> _Requirements_:
Can you write out all the lines word for word, with no pictures?

--- begin Input data ---

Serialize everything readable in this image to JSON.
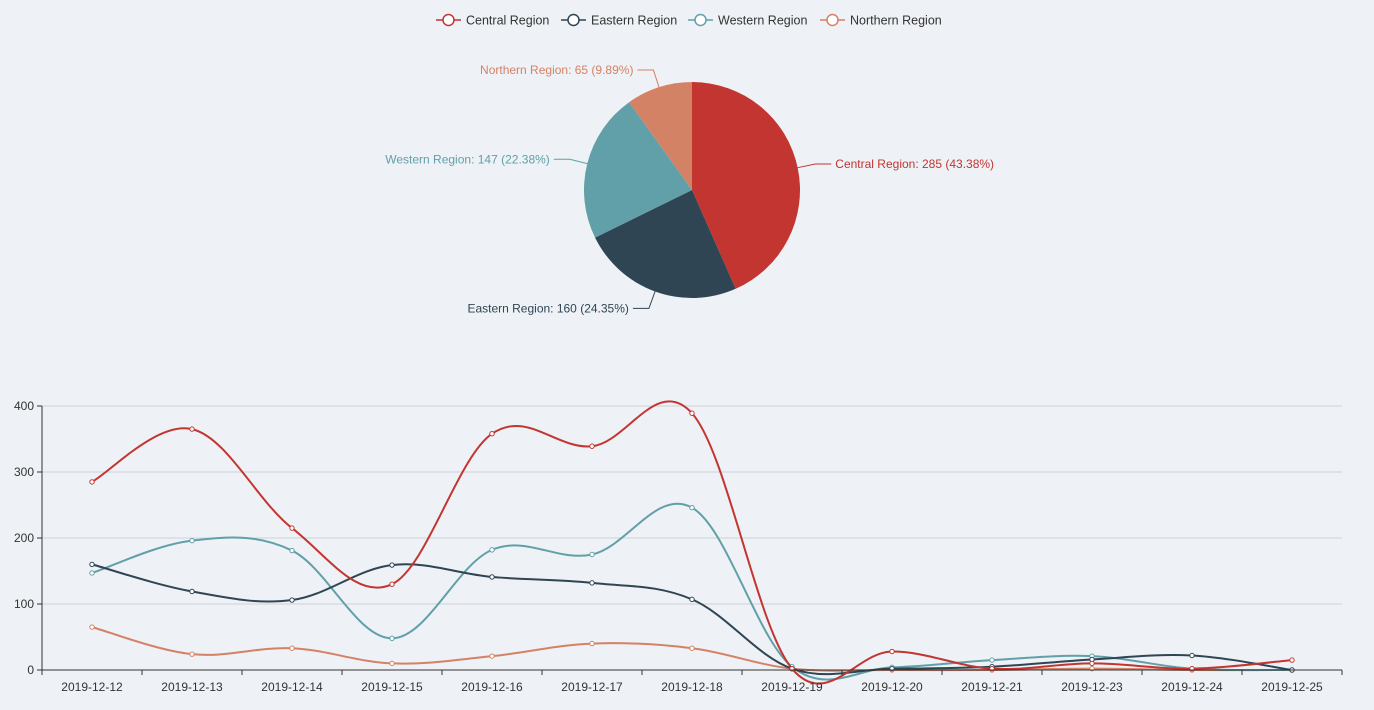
{
  "chart_data": [
    {
      "type": "pie",
      "slices": [
        {
          "name": "Central Region",
          "value": 285,
          "percent": "43.38%",
          "color": "#c23531",
          "label": "Central Region: 285 (43.38%)"
        },
        {
          "name": "Eastern Region",
          "value": 160,
          "percent": "24.35%",
          "color": "#2f4554",
          "label": "Eastern Region: 160 (24.35%)"
        },
        {
          "name": "Western Region",
          "value": 147,
          "percent": "22.38%",
          "color": "#61a0a8",
          "label": "Western Region: 147 (22.38%)"
        },
        {
          "name": "Northern Region",
          "value": 65,
          "percent": "9.89%",
          "color": "#d48265",
          "label": "Northern Region: 65 (9.89%)"
        }
      ]
    },
    {
      "type": "line",
      "smooth": true,
      "legend": {
        "position": "top-center",
        "entries": [
          "Central Region",
          "Eastern Region",
          "Western Region",
          "Northern Region"
        ]
      },
      "categories": [
        "2019-12-12",
        "2019-12-13",
        "2019-12-14",
        "2019-12-15",
        "2019-12-16",
        "2019-12-17",
        "2019-12-18",
        "2019-12-19",
        "2019-12-20",
        "2019-12-21",
        "2019-12-23",
        "2019-12-24",
        "2019-12-25"
      ],
      "ylim": [
        0,
        400
      ],
      "yticks": [
        0,
        100,
        200,
        300,
        400
      ],
      "grid": true,
      "series": [
        {
          "name": "Central Region",
          "color": "#c23531",
          "values": [
            285,
            365,
            215,
            130,
            358,
            339,
            389,
            2,
            28,
            2,
            10,
            2,
            15
          ]
        },
        {
          "name": "Eastern Region",
          "color": "#2f4554",
          "values": [
            160,
            119,
            106,
            159,
            141,
            132,
            107,
            2,
            2,
            5,
            16,
            22,
            0
          ]
        },
        {
          "name": "Western Region",
          "color": "#61a0a8",
          "values": [
            147,
            196,
            181,
            48,
            182,
            175,
            246,
            5,
            4,
            15,
            21,
            2,
            0
          ]
        },
        {
          "name": "Northern Region",
          "color": "#d48265",
          "values": [
            65,
            24,
            33,
            10,
            21,
            40,
            33,
            2,
            0,
            0,
            2,
            0,
            0
          ]
        }
      ]
    }
  ]
}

--- end Input data ---

> _Solution below_:
Serialize everything readable in this image to JSON.
{
  "chart_data": [
    {
      "type": "pie",
      "slices": [
        {
          "name": "Central Region",
          "value": 285,
          "percent": "43.38%",
          "color": "#c23531",
          "label": "Central Region: 285 (43.38%)"
        },
        {
          "name": "Eastern Region",
          "value": 160,
          "percent": "24.35%",
          "color": "#2f4554",
          "label": "Eastern Region: 160 (24.35%)"
        },
        {
          "name": "Western Region",
          "value": 147,
          "percent": "22.38%",
          "color": "#61a0a8",
          "label": "Western Region: 147 (22.38%)"
        },
        {
          "name": "Northern Region",
          "value": 65,
          "percent": "9.89%",
          "color": "#d48265",
          "label": "Northern Region: 65 (9.89%)"
        }
      ]
    },
    {
      "type": "line",
      "smooth": true,
      "legend": {
        "position": "top-center",
        "entries": [
          "Central Region",
          "Eastern Region",
          "Western Region",
          "Northern Region"
        ]
      },
      "categories": [
        "2019-12-12",
        "2019-12-13",
        "2019-12-14",
        "2019-12-15",
        "2019-12-16",
        "2019-12-17",
        "2019-12-18",
        "2019-12-19",
        "2019-12-20",
        "2019-12-21",
        "2019-12-23",
        "2019-12-24",
        "2019-12-25"
      ],
      "ylim": [
        0,
        400
      ],
      "yticks": [
        0,
        100,
        200,
        300,
        400
      ],
      "grid": true,
      "series": [
        {
          "name": "Central Region",
          "color": "#c23531",
          "values": [
            285,
            365,
            215,
            130,
            358,
            339,
            389,
            2,
            28,
            2,
            10,
            2,
            15
          ]
        },
        {
          "name": "Eastern Region",
          "color": "#2f4554",
          "values": [
            160,
            119,
            106,
            159,
            141,
            132,
            107,
            2,
            2,
            5,
            16,
            22,
            0
          ]
        },
        {
          "name": "Western Region",
          "color": "#61a0a8",
          "values": [
            147,
            196,
            181,
            48,
            182,
            175,
            246,
            5,
            4,
            15,
            21,
            2,
            0
          ]
        },
        {
          "name": "Northern Region",
          "color": "#d48265",
          "values": [
            65,
            24,
            33,
            10,
            21,
            40,
            33,
            2,
            0,
            0,
            2,
            0,
            0
          ]
        }
      ]
    }
  ]
}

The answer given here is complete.